STATED EXERCISE: For the entries that follow, tally the lines holding the string "کتاب". Give the total and nothing else.

EXTRACTED ENTRIES:
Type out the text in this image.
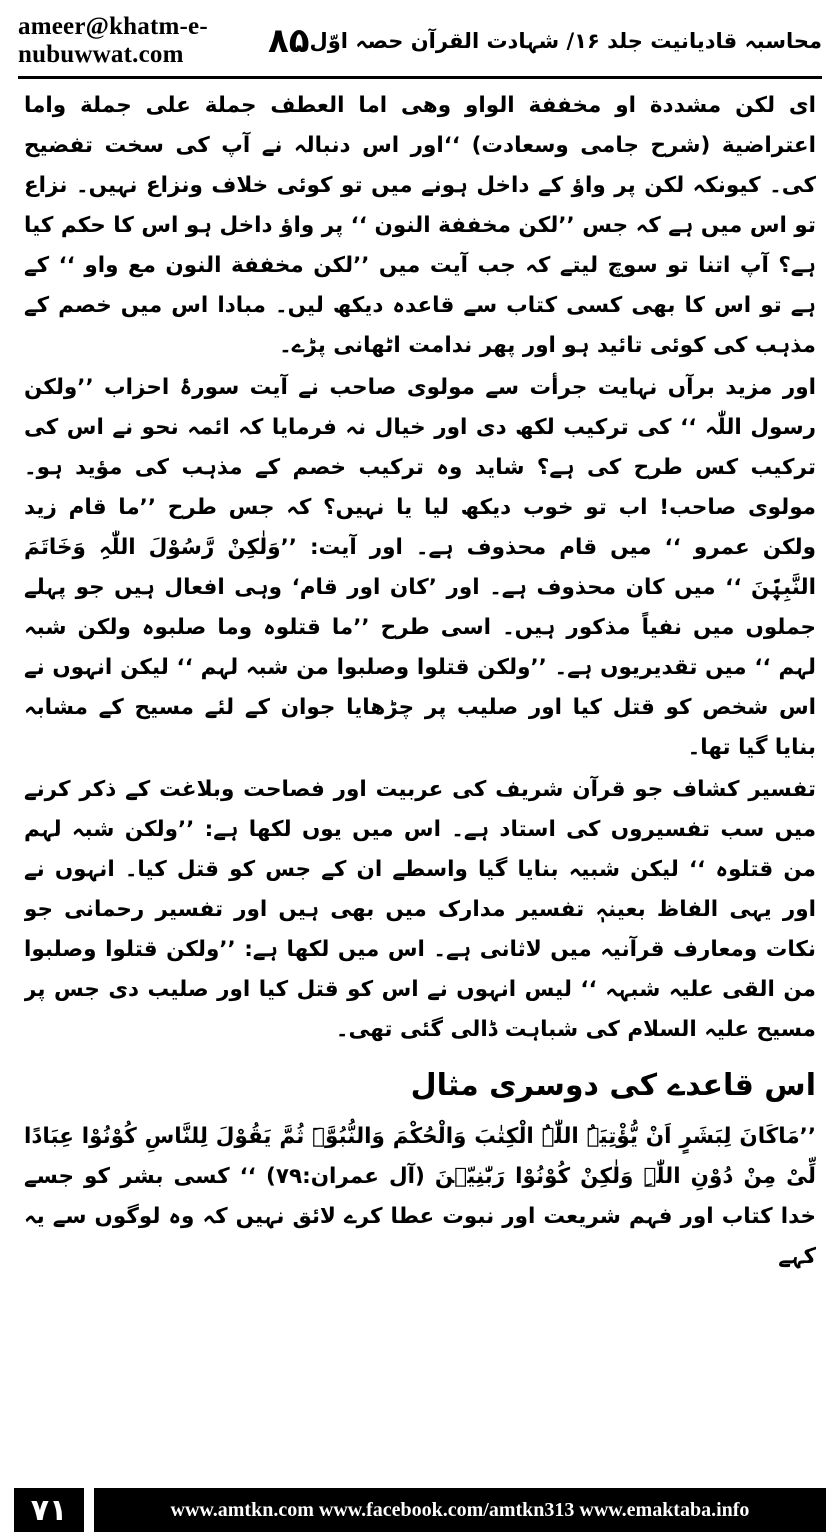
ameer@khatm-e-nubuwwat.com	۸۵ محاسبہ قادیانیت جلد ۱۶/ شہادت القرآن حصہ اوّل

ای لکن مشددة او مخففة الواو وھی اما العطف جملة علی جملة واما اعتراضیة (شرح جامی وسعادت) ‘‘اور اس دنبالہ نے آپ کی سخت تفضیح کی۔ کیونکہ لکن پر واؤ کے داخل ہونے میں تو کوئی خلاف ونزاع نہیں۔ نزاع تو اس میں ہے کہ جس ’’لکن مخففة النون ‘‘ پر واؤ داخل ہو اس کا حکم کیا ہے؟ آپ اتنا تو سوچ لیتے کہ جب آیت میں ’’لکن مخففة النون مع واو ‘‘ کے ہے تو اس کا بھی کسی کتاب سے قاعدہ دیکھ لیں۔ مبادا اس میں خصم کے مذہب کی کوئی تائید ہو اور پھر ندامت اٹھانی پڑے۔

اور مزید برآں نہایت جرأت سے مولوی صاحب نے آیت سورۂ احزاب ’’ولکن رسول اللّٰہ ‘‘ کی ترکیب لکھ دی اور خیال نہ فرمایا کہ ائمہ نحو نے اس کی ترکیب کس طرح کی ہے؟ شاید وہ ترکیب خصم کے مذہب کی مؤید ہو۔ مولوی صاحب! اب تو خوب دیکھ لیا یا نہیں؟ کہ جس طرح ’’ما قام زید ولکن عمرو ‘‘ میں قام محذوف ہے۔ اور آیت: ’’وَلٰکِنْ رَّسُوْلَ اللّٰہِ وَخَاتَمَ النَّبِیّٖنَ ‘‘ میں کان محذوف ہے۔ اور ’کان اور قام‘ وہی افعال ہیں جو پہلے جملوں میں نفیاً مذکور ہیں۔ اسی طرح ’’ما قتلوہ وما صلبوہ ولکن شبہ لہم ‘‘ میں تقدیریوں ہے۔ ’’ولکن قتلوا وصلبوا من شبہ لہم ‘‘ لیکن انہوں نے اس شخص کو قتل کیا اور صلیب پر چڑھایا جوان کے لئے مسیح کے مشابہ بنایا گیا تھا۔

تفسیر کشاف جو قرآن شریف کی عربیت اور فصاحت وبلاغت کے ذکر کرنے میں سب تفسیروں کی استاد ہے۔ اس میں یوں لکھا ہے: ’’ولکن شبہ لہم من قتلوہ ‘‘ لیکن شبیہ بنایا گیا واسطے ان کے جس کو قتل کیا۔ انہوں نے اور یہی الفاظ بعینہٖ تفسیر مدارک میں بھی ہیں اور تفسیر رحمانی جو نکات ومعارف قرآنیہ میں لاثانی ہے۔ اس میں لکھا ہے: ’’ولکن قتلوا وصلبوا من القی علیہ شبہہ ‘‘ لیس انہوں نے اس کو قتل کیا اور صلیب دی جس پر مسیح علیہ السلام کی شباہت ڈالی گئی تھی۔

اس قاعدے کی دوسری مثال

’’مَاکَانَ لِبَشَرٍ اَنْ یُّؤْتِیَہُ اللّٰہُ الْکِتٰبَ وَالْحُکْمَ وَالنُّبُوَّۃَ ثُمَّ یَقُوْلَ لِلنَّاسِ کُوْنُوْا عِبَادًا لِّیْ مِنْ دُوْنِ اللّٰہِ وَلٰکِنْ کُوْنُوْا رَبّٰنِیّٖنَ (آل عمران:۷۹) ‘‘ کسی بشر کو جسے خدا کتاب اور فہم شریعت اور نبوت عطا کرے لائق نہیں کہ وہ لوگوں سے یہ کہے

۷۱	www.amtkn.com www.facebook.com/amtkn313 www.emaktaba.info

OUTPUT FOR THIS TASK: 2